=== DATA LINES ===

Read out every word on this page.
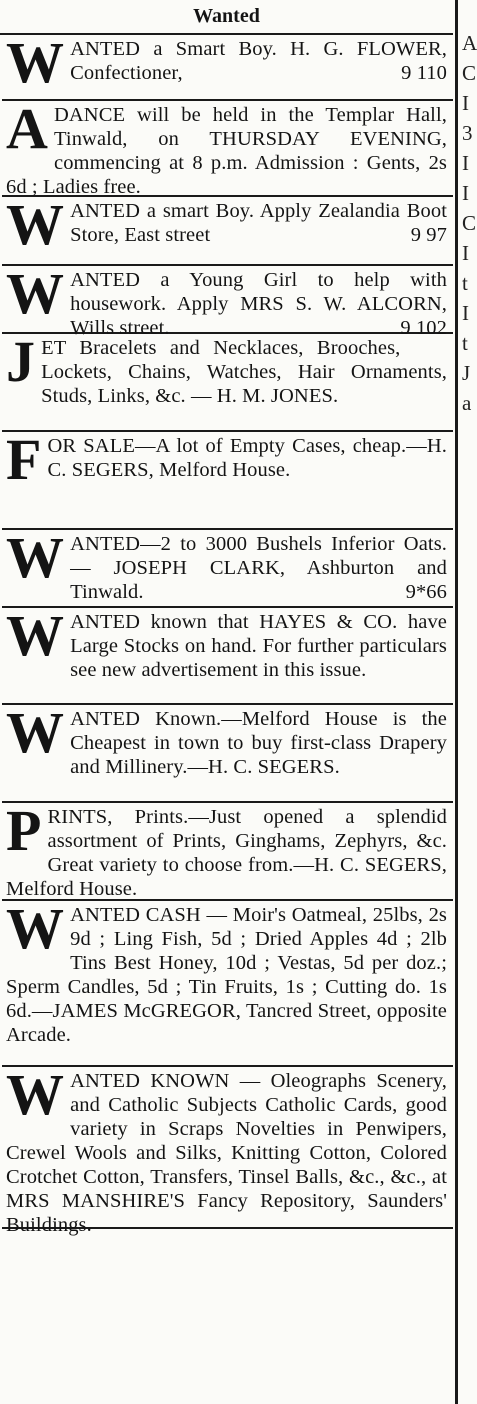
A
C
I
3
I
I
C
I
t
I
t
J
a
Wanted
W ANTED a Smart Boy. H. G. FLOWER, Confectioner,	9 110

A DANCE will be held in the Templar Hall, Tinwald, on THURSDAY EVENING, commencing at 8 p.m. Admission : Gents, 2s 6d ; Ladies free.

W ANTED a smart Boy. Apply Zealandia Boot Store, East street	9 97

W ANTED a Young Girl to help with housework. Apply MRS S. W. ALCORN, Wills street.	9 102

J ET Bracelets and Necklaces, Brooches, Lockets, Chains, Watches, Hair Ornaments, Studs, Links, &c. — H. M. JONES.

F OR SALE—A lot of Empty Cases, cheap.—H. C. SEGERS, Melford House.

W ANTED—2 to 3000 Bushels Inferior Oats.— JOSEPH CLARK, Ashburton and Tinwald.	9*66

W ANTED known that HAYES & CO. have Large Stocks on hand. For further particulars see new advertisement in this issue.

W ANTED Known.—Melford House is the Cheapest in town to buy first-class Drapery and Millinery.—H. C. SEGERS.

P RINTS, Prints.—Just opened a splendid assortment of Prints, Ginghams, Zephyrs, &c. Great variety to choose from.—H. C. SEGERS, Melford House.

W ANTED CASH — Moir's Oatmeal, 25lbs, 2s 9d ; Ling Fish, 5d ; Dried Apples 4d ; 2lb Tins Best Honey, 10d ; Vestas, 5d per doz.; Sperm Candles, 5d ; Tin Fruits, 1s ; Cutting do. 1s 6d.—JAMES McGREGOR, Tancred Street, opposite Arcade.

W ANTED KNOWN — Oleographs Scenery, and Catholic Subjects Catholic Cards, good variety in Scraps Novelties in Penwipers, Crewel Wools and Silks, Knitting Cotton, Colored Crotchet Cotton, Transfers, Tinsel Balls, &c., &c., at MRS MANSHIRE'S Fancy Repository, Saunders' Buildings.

=== DIRECTIONS ===
Write the records out again in full, exactly, and skip every picture.

=== SOLUTION FOR THIS TASK ===
Read out every word on this page.
A
C
I
3
I
I
C
I
t
I
t
J
a
Wanted
W ANTED a Smart Boy. H. G. FLOWER, Confectioner,	9 110

A DANCE will be held in the Templar Hall, Tinwald, on THURSDAY EVENING, commencing at 8 p.m. Admission : Gents, 2s 6d ; Ladies free.

W ANTED a smart Boy. Apply Zealandia Boot Store, East street	9 97

W ANTED a Young Girl to help with housework. Apply MRS S. W. ALCORN, Wills street.	9 102

J ET Bracelets and Necklaces, Brooches, Lockets, Chains, Watches, Hair Ornaments, Studs, Links, &c. — H. M. JONES.

F OR SALE—A lot of Empty Cases, cheap.—H. C. SEGERS, Melford House.

W ANTED—2 to 3000 Bushels Inferior Oats.— JOSEPH CLARK, Ashburton and Tinwald.	9*66

W ANTED known that HAYES & CO. have Large Stocks on hand. For further particulars see new advertisement in this issue.

W ANTED Known.—Melford House is the Cheapest in town to buy first-class Drapery and Millinery.—H. C. SEGERS.

P RINTS, Prints.—Just opened a splendid assortment of Prints, Ginghams, Zephyrs, &c. Great variety to choose from.—H. C. SEGERS, Melford House.

W ANTED CASH — Moir's Oatmeal, 25lbs, 2s 9d ; Ling Fish, 5d ; Dried Apples 4d ; 2lb Tins Best Honey, 10d ; Vestas, 5d per doz.; Sperm Candles, 5d ; Tin Fruits, 1s ; Cutting do. 1s 6d.—JAMES McGREGOR, Tancred Street, opposite Arcade.

W ANTED KNOWN — Oleographs Scenery, and Catholic Subjects Catholic Cards, good variety in Scraps Novelties in Penwipers, Crewel Wools and Silks, Knitting Cotton, Colored Crotchet Cotton, Transfers, Tinsel Balls, &c., &c., at MRS MANSHIRE'S Fancy Repository, Saunders' Buildings.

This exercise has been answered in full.